* **Written task**:
All of the material below is to be restated word for word, apart from the pictures.

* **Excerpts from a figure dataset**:
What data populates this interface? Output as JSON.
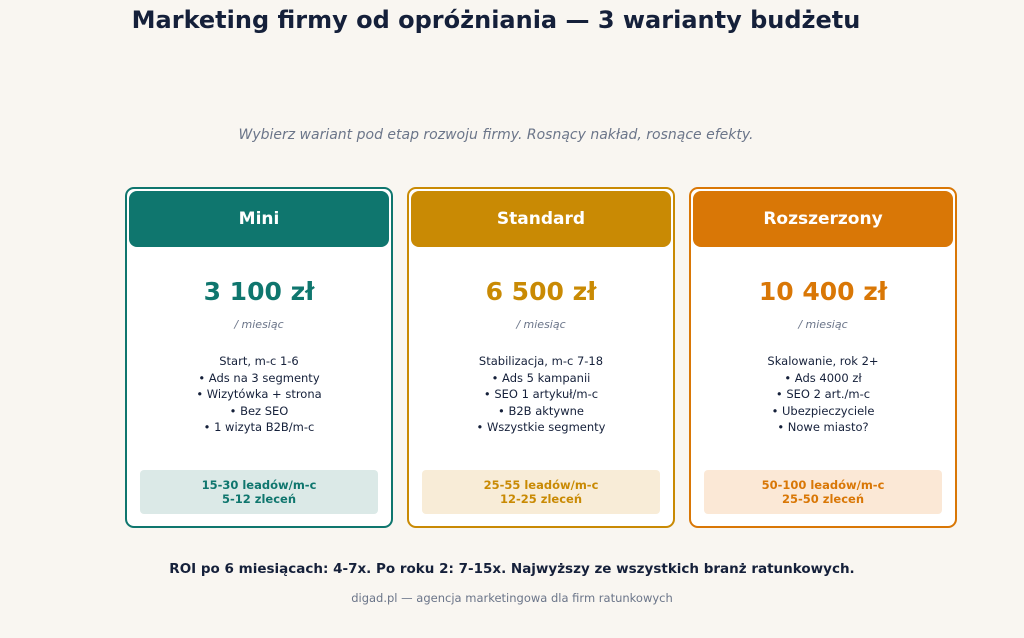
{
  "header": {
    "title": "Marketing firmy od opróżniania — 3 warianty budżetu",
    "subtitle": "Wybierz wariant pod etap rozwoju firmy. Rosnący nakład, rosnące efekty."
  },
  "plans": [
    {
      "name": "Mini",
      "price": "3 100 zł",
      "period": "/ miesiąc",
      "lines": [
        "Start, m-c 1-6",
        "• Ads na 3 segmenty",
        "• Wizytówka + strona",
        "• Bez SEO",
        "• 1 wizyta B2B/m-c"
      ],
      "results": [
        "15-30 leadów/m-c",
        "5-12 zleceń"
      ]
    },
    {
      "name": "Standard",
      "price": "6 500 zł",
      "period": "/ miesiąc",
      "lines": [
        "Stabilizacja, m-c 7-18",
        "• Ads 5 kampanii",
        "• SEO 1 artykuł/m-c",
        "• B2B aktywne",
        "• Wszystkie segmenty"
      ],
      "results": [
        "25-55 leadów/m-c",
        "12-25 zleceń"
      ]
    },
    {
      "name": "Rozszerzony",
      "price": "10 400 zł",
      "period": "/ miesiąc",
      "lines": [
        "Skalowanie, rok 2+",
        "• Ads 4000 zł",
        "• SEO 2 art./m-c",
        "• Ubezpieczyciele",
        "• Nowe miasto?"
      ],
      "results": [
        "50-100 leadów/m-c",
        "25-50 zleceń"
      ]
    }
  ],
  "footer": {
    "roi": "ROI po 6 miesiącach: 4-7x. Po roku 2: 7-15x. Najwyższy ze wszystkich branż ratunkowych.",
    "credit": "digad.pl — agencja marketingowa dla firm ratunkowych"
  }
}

* **Correct output**:
What data populates this interface? Output as JSON.
{
  "header": {
    "title": "Marketing firmy od opróżniania — 3 warianty budżetu",
    "subtitle": "Wybierz wariant pod etap rozwoju firmy. Rosnący nakład, rosnące efekty."
  },
  "plans": [
    {
      "name": "Mini",
      "price": "3 100 zł",
      "period": "/ miesiąc",
      "lines": [
        "Start, m-c 1-6",
        "• Ads na 3 segmenty",
        "• Wizytówka + strona",
        "• Bez SEO",
        "• 1 wizyta B2B/m-c"
      ],
      "results": [
        "15-30 leadów/m-c",
        "5-12 zleceń"
      ]
    },
    {
      "name": "Standard",
      "price": "6 500 zł",
      "period": "/ miesiąc",
      "lines": [
        "Stabilizacja, m-c 7-18",
        "• Ads 5 kampanii",
        "• SEO 1 artykuł/m-c",
        "• B2B aktywne",
        "• Wszystkie segmenty"
      ],
      "results": [
        "25-55 leadów/m-c",
        "12-25 zleceń"
      ]
    },
    {
      "name": "Rozszerzony",
      "price": "10 400 zł",
      "period": "/ miesiąc",
      "lines": [
        "Skalowanie, rok 2+",
        "• Ads 4000 zł",
        "• SEO 2 art./m-c",
        "• Ubezpieczyciele",
        "• Nowe miasto?"
      ],
      "results": [
        "50-100 leadów/m-c",
        "25-50 zleceń"
      ]
    }
  ],
  "footer": {
    "roi": "ROI po 6 miesiącach: 4-7x. Po roku 2: 7-15x. Najwyższy ze wszystkich branż ratunkowych.",
    "credit": "digad.pl — agencja marketingowa dla firm ratunkowych"
  }
}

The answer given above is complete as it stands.